- TASK REQUIREMENTS:
The copy you return must match the listing word for word and carry no pictures.

- RECORDS SUPPLIED:
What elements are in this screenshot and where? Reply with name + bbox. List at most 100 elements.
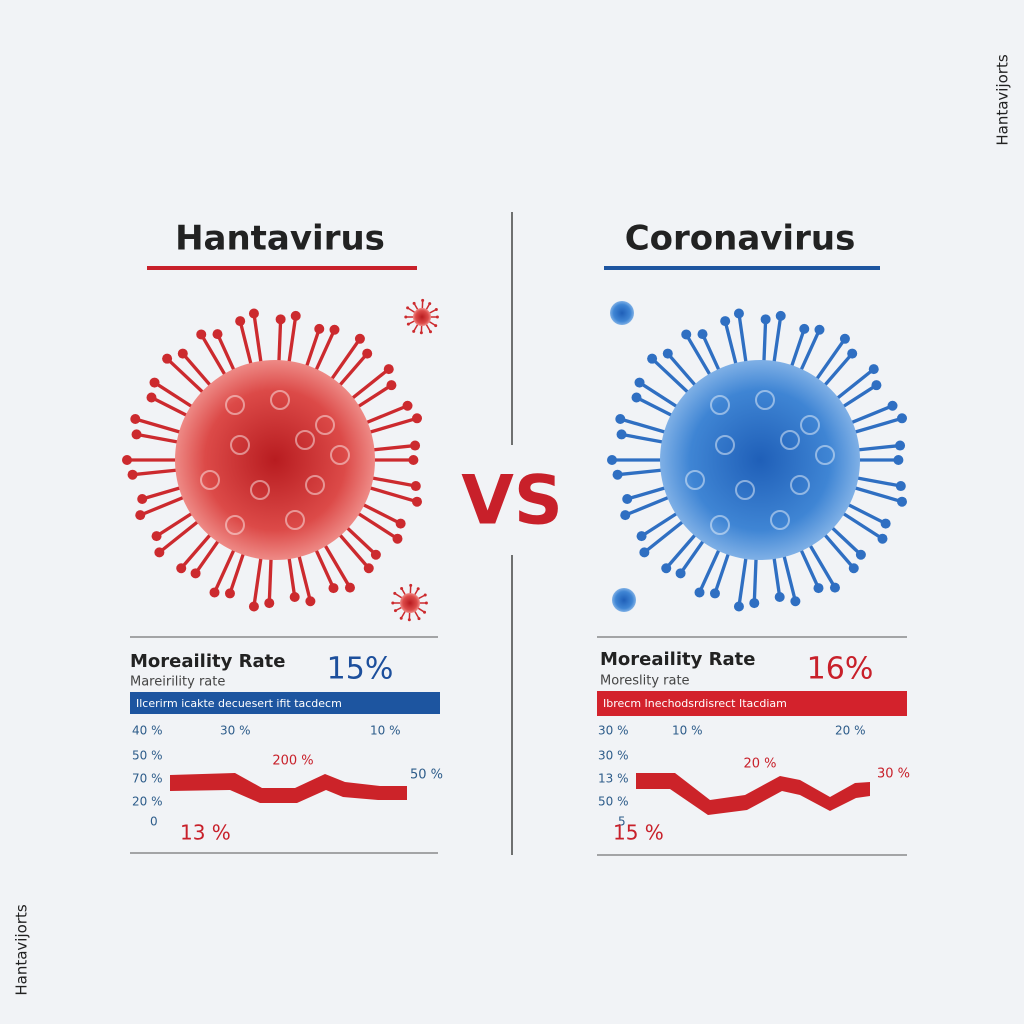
virus-spot bbox=[225, 395, 245, 415]
virus-spot bbox=[815, 445, 835, 465]
spike-tip bbox=[897, 496, 908, 507]
sub-label: Mareirility rate bbox=[130, 675, 225, 690]
spike-tip bbox=[887, 400, 898, 411]
spike-tip bbox=[424, 601, 428, 605]
spike-tip bbox=[895, 440, 906, 451]
spike-tip bbox=[370, 549, 381, 560]
spike-tip bbox=[386, 380, 397, 391]
virus-spot bbox=[710, 395, 730, 415]
spike-tip bbox=[897, 413, 908, 424]
spike-tip bbox=[434, 324, 438, 328]
spike-tip bbox=[224, 588, 235, 599]
spike-tip bbox=[607, 455, 617, 465]
spike-tip bbox=[362, 348, 373, 359]
spike-tip bbox=[434, 307, 438, 311]
spike-tip bbox=[151, 531, 162, 542]
spike-tip bbox=[639, 547, 650, 558]
spike-tip bbox=[636, 531, 647, 542]
spike-tip bbox=[314, 323, 325, 334]
spike-tip bbox=[790, 596, 801, 607]
stat-label: Moreaility Rate bbox=[600, 649, 755, 670]
spike-tip bbox=[615, 413, 626, 424]
column-label: 50 % bbox=[598, 795, 629, 809]
spike-tip bbox=[419, 331, 423, 335]
panel-title: Coronavirus bbox=[625, 219, 856, 259]
vs-label: VS bbox=[461, 462, 563, 541]
spike-tip bbox=[423, 593, 427, 597]
spike-tip bbox=[775, 310, 786, 321]
spike-tip bbox=[814, 324, 825, 335]
spike-tip bbox=[410, 481, 421, 492]
virus-spot bbox=[295, 430, 315, 450]
spike-tip bbox=[880, 518, 891, 529]
line-label: 20 % bbox=[743, 757, 776, 772]
spike-tip bbox=[871, 380, 882, 391]
virus-spot bbox=[230, 435, 250, 455]
spike-tip bbox=[417, 617, 421, 621]
row-label: 40 % bbox=[132, 724, 163, 738]
virus-body bbox=[175, 360, 375, 560]
stat-value: 16% bbox=[807, 652, 874, 687]
spike-tip bbox=[137, 493, 148, 504]
virus-spot bbox=[250, 480, 270, 500]
virus-spot bbox=[225, 515, 245, 535]
spike-tip bbox=[122, 455, 132, 465]
spike-tip bbox=[694, 587, 705, 598]
banner bbox=[130, 692, 440, 714]
panel: Hantavirus Moreaility Rate 15% Mareirili… bbox=[130, 219, 443, 854]
virus-spot bbox=[715, 435, 735, 455]
spike-tip bbox=[149, 377, 160, 388]
spike-tip bbox=[847, 348, 858, 359]
trend-shape bbox=[636, 773, 870, 815]
virus-spot bbox=[330, 445, 350, 465]
stat-value: 15% bbox=[327, 652, 394, 687]
virus-body bbox=[413, 308, 431, 326]
spike-tip bbox=[760, 314, 771, 325]
spike-tip bbox=[720, 316, 731, 327]
spike-tip bbox=[661, 563, 672, 574]
spike-tip bbox=[749, 598, 760, 609]
spike-tip bbox=[409, 583, 413, 587]
virus-spot bbox=[780, 430, 800, 450]
virus-spot bbox=[305, 475, 325, 495]
spike-tip bbox=[146, 392, 157, 403]
spike-tip bbox=[406, 322, 410, 326]
spike-tip bbox=[410, 440, 421, 451]
spike-tip bbox=[631, 392, 642, 403]
spike-tip bbox=[395, 518, 406, 529]
spike-tip bbox=[622, 493, 633, 504]
spike-tip bbox=[212, 329, 223, 340]
column-label: 70 % bbox=[132, 772, 163, 786]
spike-tip bbox=[675, 568, 686, 579]
row-label: 30 % bbox=[598, 724, 629, 738]
spike-tip bbox=[407, 618, 411, 622]
line-label: 30 % bbox=[877, 767, 910, 782]
virus-body bbox=[660, 360, 860, 560]
illustrations bbox=[122, 298, 908, 622]
line-label: 15 % bbox=[613, 821, 664, 845]
spike-tip bbox=[402, 400, 413, 411]
spike-tip bbox=[392, 533, 403, 544]
virus-body bbox=[400, 593, 420, 613]
spike-tip bbox=[399, 616, 403, 620]
spike-tip bbox=[404, 315, 408, 319]
column-label: 0 bbox=[150, 815, 158, 829]
banner-text: Ibrecm Inechodsrdisrect Itacdiam bbox=[603, 697, 787, 710]
spike-tip bbox=[363, 563, 374, 574]
spike-tip bbox=[421, 298, 425, 302]
spike-tip bbox=[127, 469, 138, 480]
spike-tip bbox=[435, 315, 439, 319]
spike-tip bbox=[190, 568, 201, 579]
spike-tip bbox=[848, 563, 859, 574]
row-label: 30 % bbox=[220, 724, 251, 738]
spike-tip bbox=[428, 302, 432, 306]
line-label: 13 % bbox=[180, 821, 231, 845]
spike-tip bbox=[893, 455, 904, 465]
spike-tip bbox=[131, 429, 142, 440]
sub-label: Moreslity rate bbox=[600, 674, 690, 689]
virus-spot bbox=[755, 390, 775, 410]
spike-tip bbox=[408, 455, 419, 465]
virus-body bbox=[610, 301, 634, 325]
spike-tip bbox=[733, 601, 744, 612]
banner bbox=[597, 691, 907, 716]
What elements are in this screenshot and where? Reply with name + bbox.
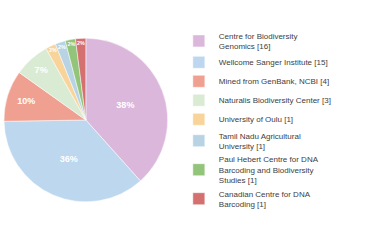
svg-text:10%: 10% [17,96,35,106]
svg-text:2%: 2% [49,47,57,53]
svg-text:Mined from GenBank, NCBI [4]: Mined from GenBank, NCBI [4] [219,77,329,86]
svg-text:36%: 36% [60,154,78,164]
svg-text:Paul Hebert Centre for DNABarc: Paul Hebert Centre for DNABarcoding and … [219,155,319,185]
svg-text:Naturalis Biodiversity Center: Naturalis Biodiversity Center [3] [219,96,331,105]
svg-text:7%: 7% [35,65,48,75]
svg-text:38%: 38% [116,100,134,110]
svg-text:Wellcome Sanger Institute [15]: Wellcome Sanger Institute [15] [219,58,328,67]
svg-text:Centre for BiodiversityGenomic: Centre for BiodiversityGenomics [16] [219,32,298,51]
svg-text:Tamil Nadu AgriculturalUnivers: Tamil Nadu AgriculturalUniversity [1] [219,132,301,151]
svg-text:Canadian Centre for DNABarcodi: Canadian Centre for DNABarcoding [1] [219,190,311,209]
svg-text:2%: 2% [67,41,75,47]
svg-text:2%: 2% [58,44,66,50]
svg-text:2%: 2% [77,40,85,46]
svg-text:University of Oulu [1]: University of Oulu [1] [219,115,293,124]
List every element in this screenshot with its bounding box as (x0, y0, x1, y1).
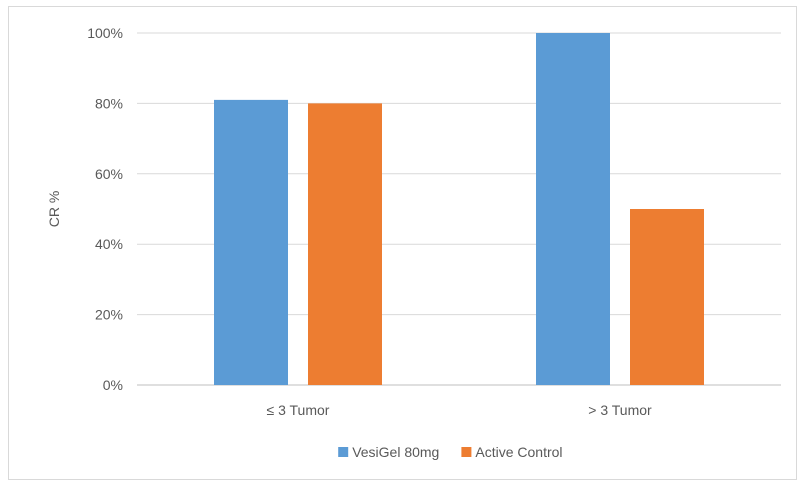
legend-label: VesiGel 80mg (352, 444, 439, 460)
bar (630, 209, 704, 385)
legend-swatch (338, 447, 349, 457)
y-tick-label: 60% (95, 166, 123, 182)
chart-frame: 0% 20% 40% 60% 80% 100% CR % ≤ 3 Tumor > 3 Tumor… (8, 6, 797, 480)
y-tick-label: 0% (103, 377, 123, 393)
y-tick-label: 20% (95, 307, 123, 323)
bar (536, 33, 610, 385)
y-tick-label: 100% (87, 25, 123, 41)
legend-swatch (461, 447, 472, 457)
y-axis-label: CR % (46, 191, 62, 228)
y-tick-label: 40% (95, 236, 123, 252)
bar (214, 99, 288, 385)
legend-label: Active Control (475, 444, 562, 460)
y-tick-label: 80% (95, 95, 123, 111)
x-tick-label: ≤ 3 Tumor (267, 402, 330, 418)
x-tick-label: > 3 Tumor (588, 402, 652, 418)
bar-chart: 0% 20% 40% 60% 80% 100% CR % ≤ 3 Tumor > 3 Tumor… (46, 25, 781, 460)
bar (308, 103, 382, 386)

- TASK RESULT:
What elements are in this screenshot and where? Reply with name + bbox. List at most 100 elements.
virus-spot bbox=[225, 395, 245, 415]
virus-spot bbox=[815, 445, 835, 465]
spike-tip bbox=[897, 496, 908, 507]
sub-label: Mareirility rate bbox=[130, 675, 225, 690]
spike-tip bbox=[887, 400, 898, 411]
spike-tip bbox=[424, 601, 428, 605]
spike-tip bbox=[895, 440, 906, 451]
spike-tip bbox=[370, 549, 381, 560]
spike-tip bbox=[386, 380, 397, 391]
virus-spot bbox=[710, 395, 730, 415]
spike-tip bbox=[897, 413, 908, 424]
spike-tip bbox=[434, 324, 438, 328]
spike-tip bbox=[224, 588, 235, 599]
spike-tip bbox=[607, 455, 617, 465]
spike-tip bbox=[362, 348, 373, 359]
spike-tip bbox=[434, 307, 438, 311]
spike-tip bbox=[151, 531, 162, 542]
spike-tip bbox=[639, 547, 650, 558]
spike-tip bbox=[636, 531, 647, 542]
spike-tip bbox=[314, 323, 325, 334]
spike-tip bbox=[790, 596, 801, 607]
stat-label: Moreaility Rate bbox=[600, 649, 755, 670]
spike-tip bbox=[615, 413, 626, 424]
column-label: 50 % bbox=[598, 795, 629, 809]
spike-tip bbox=[419, 331, 423, 335]
panel-title: Coronavirus bbox=[625, 219, 856, 259]
vs-label: VS bbox=[461, 462, 563, 541]
spike-tip bbox=[423, 593, 427, 597]
spike-tip bbox=[775, 310, 786, 321]
spike-tip bbox=[814, 324, 825, 335]
spike-tip bbox=[410, 481, 421, 492]
virus-spot bbox=[295, 430, 315, 450]
spike-tip bbox=[880, 518, 891, 529]
line-label: 20 % bbox=[743, 757, 776, 772]
spike-tip bbox=[871, 380, 882, 391]
virus-spot bbox=[230, 435, 250, 455]
spike-tip bbox=[417, 617, 421, 621]
row-label: 40 % bbox=[132, 724, 163, 738]
virus-body bbox=[175, 360, 375, 560]
stat-value: 16% bbox=[807, 652, 874, 687]
spike-tip bbox=[137, 493, 148, 504]
virus-spot bbox=[250, 480, 270, 500]
virus-spot bbox=[225, 515, 245, 535]
spike-tip bbox=[122, 455, 132, 465]
spike-tip bbox=[694, 587, 705, 598]
banner bbox=[130, 692, 440, 714]
panel: Hantavirus Moreaility Rate 15% Mareirili… bbox=[130, 219, 443, 854]
virus-spot bbox=[715, 435, 735, 455]
spike-tip bbox=[149, 377, 160, 388]
spike-tip bbox=[847, 348, 858, 359]
trend-shape bbox=[636, 773, 870, 815]
virus-spot bbox=[330, 445, 350, 465]
stat-value: 15% bbox=[327, 652, 394, 687]
virus-body bbox=[413, 308, 431, 326]
spike-tip bbox=[760, 314, 771, 325]
spike-tip bbox=[720, 316, 731, 327]
spike-tip bbox=[661, 563, 672, 574]
spike-tip bbox=[749, 598, 760, 609]
spike-tip bbox=[409, 583, 413, 587]
virus-spot bbox=[780, 430, 800, 450]
virus-spot bbox=[305, 475, 325, 495]
spike-tip bbox=[146, 392, 157, 403]
spike-tip bbox=[406, 322, 410, 326]
spike-tip bbox=[410, 440, 421, 451]
spike-tip bbox=[631, 392, 642, 403]
spike-tip bbox=[395, 518, 406, 529]
spike-tip bbox=[622, 493, 633, 504]
spike-tip bbox=[212, 329, 223, 340]
column-label: 70 % bbox=[132, 772, 163, 786]
spike-tip bbox=[675, 568, 686, 579]
row-label: 30 % bbox=[598, 724, 629, 738]
spike-tip bbox=[407, 618, 411, 622]
line-label: 30 % bbox=[877, 767, 910, 782]
virus-body bbox=[660, 360, 860, 560]
illustrations bbox=[122, 298, 908, 622]
line-label: 15 % bbox=[613, 821, 664, 845]
spike-tip bbox=[402, 400, 413, 411]
spike-tip bbox=[392, 533, 403, 544]
virus-body bbox=[400, 593, 420, 613]
spike-tip bbox=[399, 616, 403, 620]
spike-tip bbox=[404, 315, 408, 319]
column-label: 0 bbox=[150, 815, 158, 829]
banner-text: Ibrecm Inechodsrdisrect Itacdiam bbox=[603, 697, 787, 710]
spike-tip bbox=[363, 563, 374, 574]
spike-tip bbox=[421, 298, 425, 302]
spike-tip bbox=[127, 469, 138, 480]
spike-tip bbox=[435, 315, 439, 319]
spike-tip bbox=[190, 568, 201, 579]
spike-tip bbox=[848, 563, 859, 574]
row-label: 30 % bbox=[220, 724, 251, 738]
spike-tip bbox=[428, 302, 432, 306]
line-label: 13 % bbox=[180, 821, 231, 845]
spike-tip bbox=[893, 455, 904, 465]
spike-tip bbox=[131, 429, 142, 440]
sub-label: Moreslity rate bbox=[600, 674, 690, 689]
virus-spot bbox=[755, 390, 775, 410]
spike-tip bbox=[408, 455, 419, 465]
virus-body bbox=[610, 301, 634, 325]
spike-tip bbox=[733, 601, 744, 612]
banner bbox=[597, 691, 907, 716]
What elements are in this screenshot and where? Reply with name + bbox.
svg-text:10%: 10% [17,96,35,106]
svg-text:2%: 2% [49,47,57,53]
svg-text:Mined from GenBank, NCBI [4]: Mined from GenBank, NCBI [4] [219,77,329,86]
svg-text:36%: 36% [60,154,78,164]
svg-text:Paul Hebert Centre for DNABarc: Paul Hebert Centre for DNABarcoding and … [219,155,319,185]
svg-text:Naturalis Biodiversity Center: Naturalis Biodiversity Center [3] [219,96,331,105]
svg-text:7%: 7% [35,65,48,75]
svg-text:38%: 38% [116,100,134,110]
svg-text:Wellcome Sanger Institute [15]: Wellcome Sanger Institute [15] [219,58,328,67]
svg-text:Centre for BiodiversityGenomic: Centre for BiodiversityGenomics [16] [219,32,298,51]
svg-text:Tamil Nadu AgriculturalUnivers: Tamil Nadu AgriculturalUniversity [1] [219,132,301,151]
svg-text:Canadian Centre for DNABarcodi: Canadian Centre for DNABarcoding [1] [219,190,311,209]
svg-text:2%: 2% [67,41,75,47]
svg-text:2%: 2% [58,44,66,50]
svg-text:2%: 2% [77,40,85,46]
svg-text:University of Oulu [1]: University of Oulu [1] [219,115,293,124]
List every element in this screenshot with its bounding box as (x0, y0, x1, y1).
legend-label: VesiGel 80mg (352, 444, 439, 460)
bar (630, 209, 704, 385)
legend-swatch (338, 447, 349, 457)
y-tick-label: 60% (95, 166, 123, 182)
chart-frame: 0% 20% 40% 60% 80% 100% CR % ≤ 3 Tumor > 3 Tumor… (8, 6, 797, 480)
y-tick-label: 0% (103, 377, 123, 393)
y-tick-label: 20% (95, 307, 123, 323)
bar (536, 33, 610, 385)
y-tick-label: 100% (87, 25, 123, 41)
legend-swatch (461, 447, 472, 457)
y-axis-label: CR % (46, 191, 62, 228)
y-tick-label: 40% (95, 236, 123, 252)
bar (214, 99, 288, 385)
legend-label: Active Control (475, 444, 562, 460)
y-tick-label: 80% (95, 95, 123, 111)
x-tick-label: ≤ 3 Tumor (267, 402, 330, 418)
x-tick-label: > 3 Tumor (588, 402, 652, 418)
bar-chart: 0% 20% 40% 60% 80% 100% CR % ≤ 3 Tumor > 3 Tumor… (46, 25, 781, 460)
bar (308, 103, 382, 386)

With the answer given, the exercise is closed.